■ **Directions**: Extract every line below, verbatim.

● ● ● ● ●

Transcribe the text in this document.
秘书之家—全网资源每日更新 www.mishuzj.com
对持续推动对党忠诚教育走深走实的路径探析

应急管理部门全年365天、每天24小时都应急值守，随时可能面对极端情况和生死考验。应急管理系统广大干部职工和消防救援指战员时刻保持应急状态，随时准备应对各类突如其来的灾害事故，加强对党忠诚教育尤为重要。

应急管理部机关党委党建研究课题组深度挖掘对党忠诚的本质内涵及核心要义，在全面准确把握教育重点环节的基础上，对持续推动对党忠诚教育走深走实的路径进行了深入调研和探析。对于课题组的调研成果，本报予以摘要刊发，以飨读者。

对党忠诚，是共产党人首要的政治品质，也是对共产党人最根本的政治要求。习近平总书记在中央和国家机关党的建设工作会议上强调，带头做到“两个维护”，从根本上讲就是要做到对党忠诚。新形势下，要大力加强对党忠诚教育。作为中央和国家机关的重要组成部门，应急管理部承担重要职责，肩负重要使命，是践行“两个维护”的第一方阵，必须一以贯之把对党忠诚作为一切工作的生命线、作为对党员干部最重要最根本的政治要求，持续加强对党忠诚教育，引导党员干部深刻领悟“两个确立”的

● ● ● ● ●

■ **Output of the task**:
Transcribe the text in this document.
秘书之家—全网资源每日更新 www.mishuzj.com
对持续推动对党忠诚教育走深走实的路径探析

应急管理部门全年365天、每天24小时都应急值守，随时可能面对极端情况和生死考验。应急管理系统广大干部职工和消防救援指战员时刻保持应急状态，随时准备应对各类突如其来的灾害事故，加强对党忠诚教育尤为重要。

应急管理部机关党委党建研究课题组深度挖掘对党忠诚的本质内涵及核心要义，在全面准确把握教育重点环节的基础上，对持续推动对党忠诚教育走深走实的路径进行了深入调研和探析。对于课题组的调研成果，本报予以摘要刊发，以飨读者。

对党忠诚，是共产党人首要的政治品质，也是对共产党人最根本的政治要求。习近平总书记在中央和国家机关党的建设工作会议上强调，带头做到“两个维护”，从根本上讲就是要做到对党忠诚。新形势下，要大力加强对党忠诚教育。作为中央和国家机关的重要组成部门，应急管理部承担重要职责，肩负重要使命，是践行“两个维护”的第一方阵，必须一以贯之把对党忠诚作为一切工作的生命线、作为对党员干部最重要最根本的政治要求，持续加强对党忠诚教育，引导党员干部深刻领悟“两个确立”的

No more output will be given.